+++ GIVEN INFORMATION

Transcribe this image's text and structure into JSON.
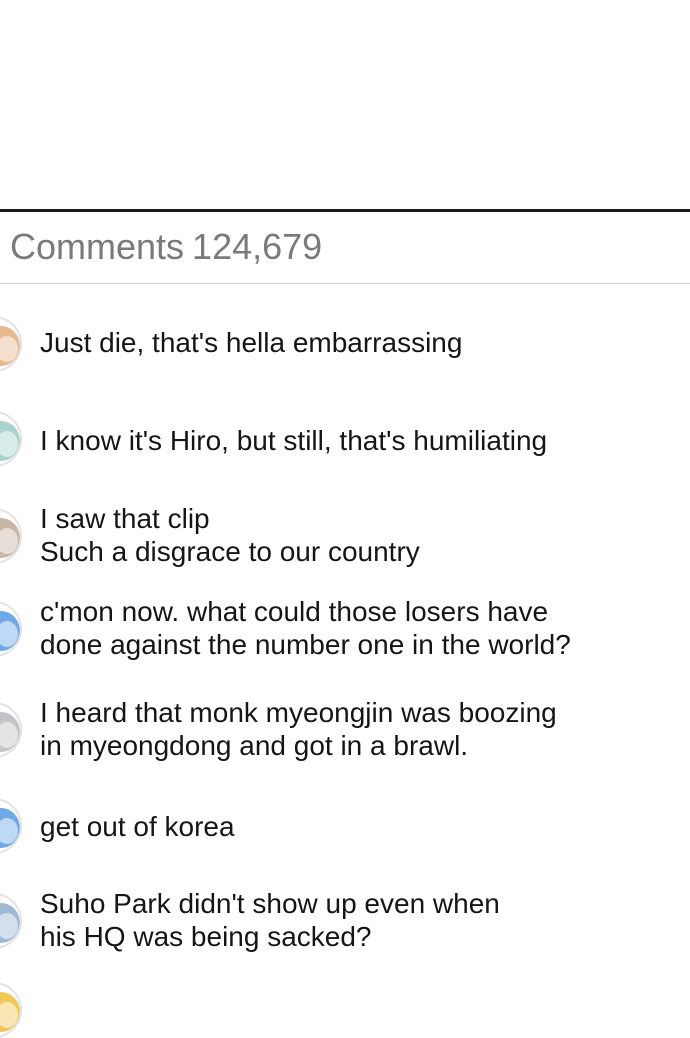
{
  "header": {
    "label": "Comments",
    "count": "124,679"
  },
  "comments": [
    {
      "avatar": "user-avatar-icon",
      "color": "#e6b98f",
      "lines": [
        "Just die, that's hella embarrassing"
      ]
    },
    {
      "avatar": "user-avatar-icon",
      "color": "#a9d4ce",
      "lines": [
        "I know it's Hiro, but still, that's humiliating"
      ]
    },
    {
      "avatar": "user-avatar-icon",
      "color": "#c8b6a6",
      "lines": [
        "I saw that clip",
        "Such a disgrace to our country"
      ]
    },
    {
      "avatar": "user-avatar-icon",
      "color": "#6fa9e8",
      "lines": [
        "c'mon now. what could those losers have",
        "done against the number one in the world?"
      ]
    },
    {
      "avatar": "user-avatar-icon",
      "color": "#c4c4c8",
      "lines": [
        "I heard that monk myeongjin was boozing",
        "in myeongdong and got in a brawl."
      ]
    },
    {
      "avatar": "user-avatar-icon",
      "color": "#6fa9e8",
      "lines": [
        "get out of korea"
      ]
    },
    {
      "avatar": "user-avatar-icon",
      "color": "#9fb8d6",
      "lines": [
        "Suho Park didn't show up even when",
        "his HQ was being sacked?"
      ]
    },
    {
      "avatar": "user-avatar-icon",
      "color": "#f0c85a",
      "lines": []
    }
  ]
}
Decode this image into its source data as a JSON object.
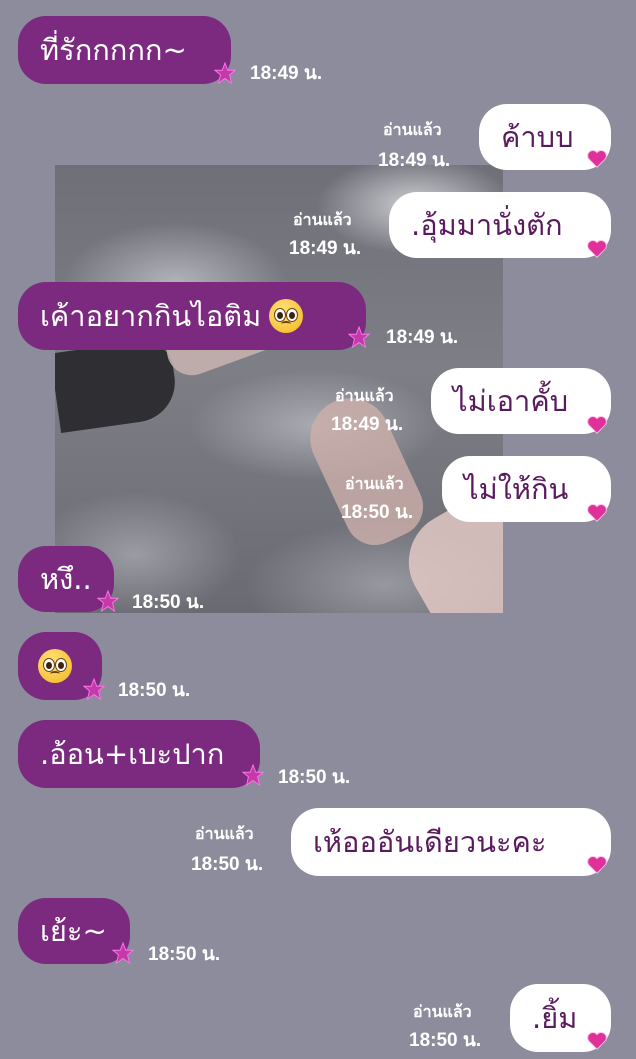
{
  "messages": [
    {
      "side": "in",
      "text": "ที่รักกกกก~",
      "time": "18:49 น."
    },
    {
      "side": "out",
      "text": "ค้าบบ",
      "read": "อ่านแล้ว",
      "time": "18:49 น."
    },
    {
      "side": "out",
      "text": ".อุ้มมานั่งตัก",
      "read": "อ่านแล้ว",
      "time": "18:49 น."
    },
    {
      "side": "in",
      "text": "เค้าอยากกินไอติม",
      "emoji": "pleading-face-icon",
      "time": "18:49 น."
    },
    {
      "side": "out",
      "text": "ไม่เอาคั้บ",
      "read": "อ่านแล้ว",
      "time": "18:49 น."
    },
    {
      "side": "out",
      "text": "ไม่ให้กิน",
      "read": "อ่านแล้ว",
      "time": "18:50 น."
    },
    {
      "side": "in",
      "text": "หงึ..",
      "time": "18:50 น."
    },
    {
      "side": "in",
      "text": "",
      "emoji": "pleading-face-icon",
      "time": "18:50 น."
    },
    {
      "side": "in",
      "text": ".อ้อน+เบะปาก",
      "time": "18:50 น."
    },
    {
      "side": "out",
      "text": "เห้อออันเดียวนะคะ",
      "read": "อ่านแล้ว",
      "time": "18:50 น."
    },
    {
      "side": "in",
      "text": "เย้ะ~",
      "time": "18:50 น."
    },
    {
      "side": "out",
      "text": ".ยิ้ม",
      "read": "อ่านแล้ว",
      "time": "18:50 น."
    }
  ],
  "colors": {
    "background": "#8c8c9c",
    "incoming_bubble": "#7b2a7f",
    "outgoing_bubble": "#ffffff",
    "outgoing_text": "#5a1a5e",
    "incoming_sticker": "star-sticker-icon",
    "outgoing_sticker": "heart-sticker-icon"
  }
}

++++++

• [PROMPT] How many of the lines above include the word "this"? Respond with the number alone.

• [WRITTEN SOLUTION] 2